* Begin *

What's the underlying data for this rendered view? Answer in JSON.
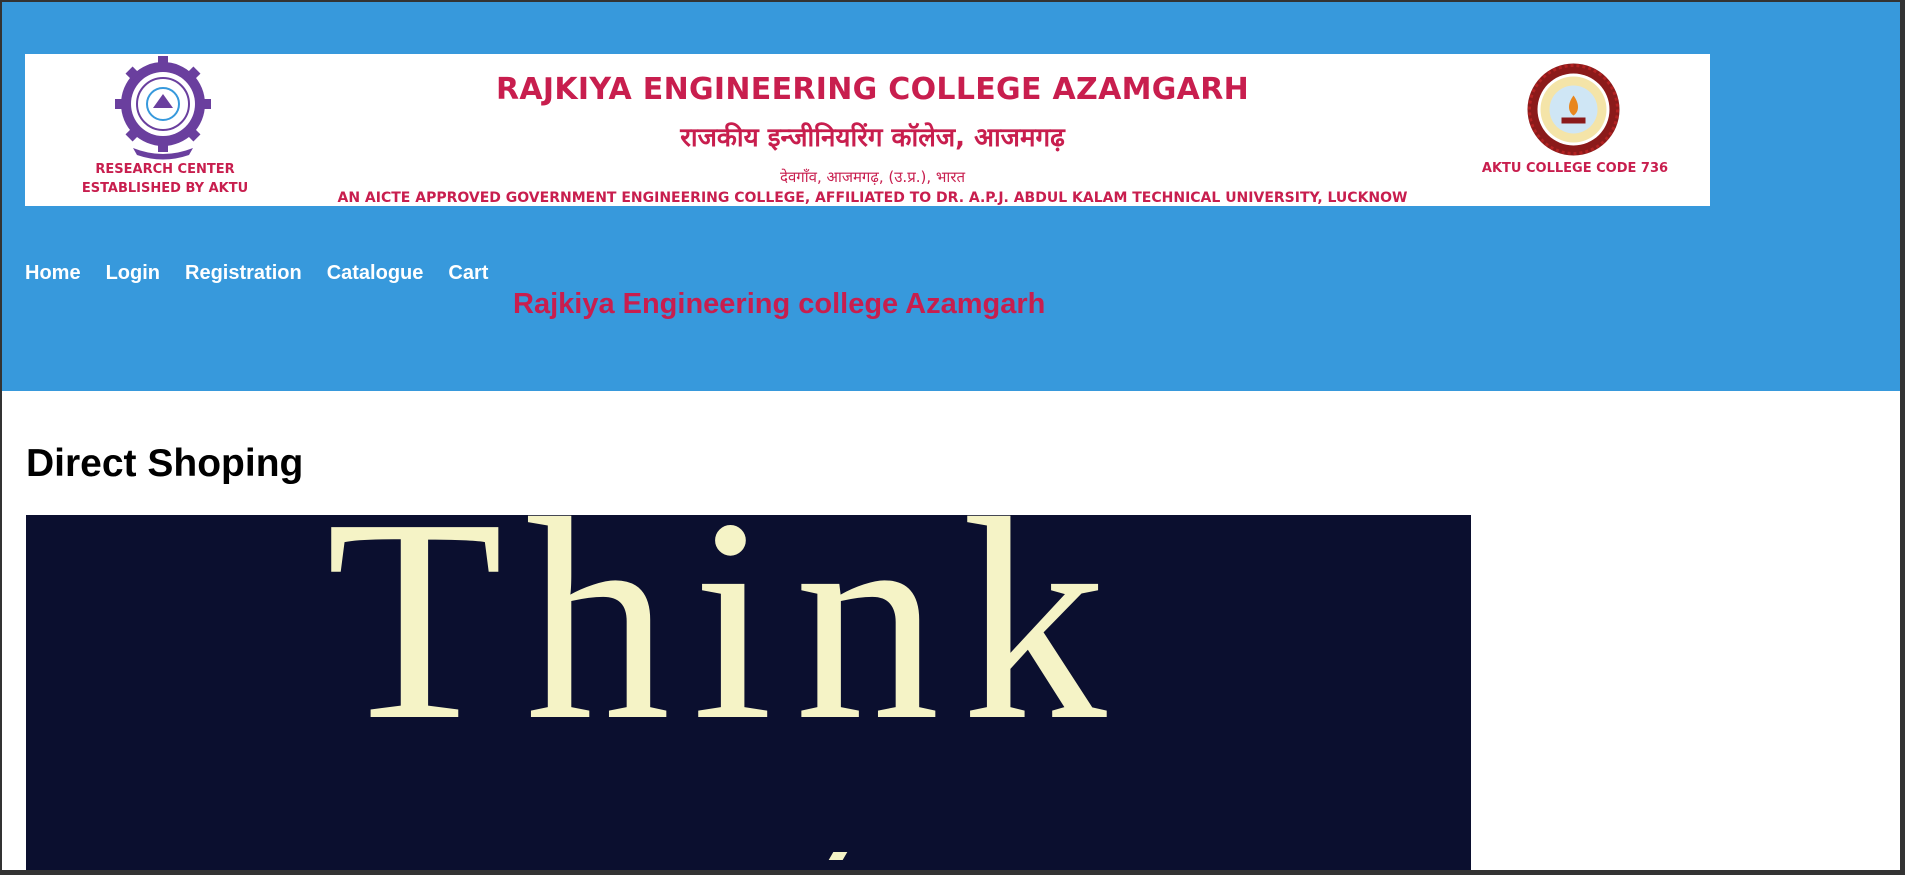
{
  "header": {
    "title_en": "RAJKIYA ENGINEERING COLLEGE AZAMGARH",
    "title_hi": "राजकीय इन्जीनियरिंग कॉलेज, आजमगढ़",
    "subtitle_hi": "देवगाँव, आजमगढ़, (उ.प्र.), भारत",
    "affiliation": "AN AICTE APPROVED GOVERNMENT ENGINEERING COLLEGE, AFFILIATED TO DR. A.P.J. ABDUL KALAM TECHNICAL UNIVERSITY, LUCKNOW",
    "left_caption_line1": "RESEARCH CENTER",
    "left_caption_line2": "ESTABLISHED BY AKTU",
    "right_caption": "AKTU COLLEGE CODE 736"
  },
  "nav": {
    "items": [
      "Home",
      "Login",
      "Registration",
      "Catalogue",
      "Cart"
    ]
  },
  "marquee_text": "Rajkiya Engineering college Azamgarh",
  "main": {
    "heading": "Direct Shoping",
    "book_cover_text": "Think"
  },
  "colors": {
    "header_blue": "#3799dc",
    "brand_red": "#c81e4e",
    "book_bg": "#0b0f2f",
    "book_text": "#f5f3c6",
    "left_logo": "#6a3f9e",
    "right_logo": "#8b1a1a"
  },
  "icons": {
    "left_logo": "research-center-logo-icon",
    "right_logo": "aktu-seal-icon"
  }
}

* End *

[Your objective]: The records above must be printed exactly; the pictures stay out.

[Right answer]:
What's the underlying data for this rendered view? Answer in JSON.
{
  "header": {
    "title_en": "RAJKIYA ENGINEERING COLLEGE AZAMGARH",
    "title_hi": "राजकीय इन्जीनियरिंग कॉलेज, आजमगढ़",
    "subtitle_hi": "देवगाँव, आजमगढ़, (उ.प्र.), भारत",
    "affiliation": "AN AICTE APPROVED GOVERNMENT ENGINEERING COLLEGE, AFFILIATED TO DR. A.P.J. ABDUL KALAM TECHNICAL UNIVERSITY, LUCKNOW",
    "left_caption_line1": "RESEARCH CENTER",
    "left_caption_line2": "ESTABLISHED BY AKTU",
    "right_caption": "AKTU COLLEGE CODE 736"
  },
  "nav": {
    "items": [
      "Home",
      "Login",
      "Registration",
      "Catalogue",
      "Cart"
    ]
  },
  "marquee_text": "Rajkiya Engineering college Azamgarh",
  "main": {
    "heading": "Direct Shoping",
    "book_cover_text": "Think"
  },
  "colors": {
    "header_blue": "#3799dc",
    "brand_red": "#c81e4e",
    "book_bg": "#0b0f2f",
    "book_text": "#f5f3c6",
    "left_logo": "#6a3f9e",
    "right_logo": "#8b1a1a"
  },
  "icons": {
    "left_logo": "research-center-logo-icon",
    "right_logo": "aktu-seal-icon"
  }
}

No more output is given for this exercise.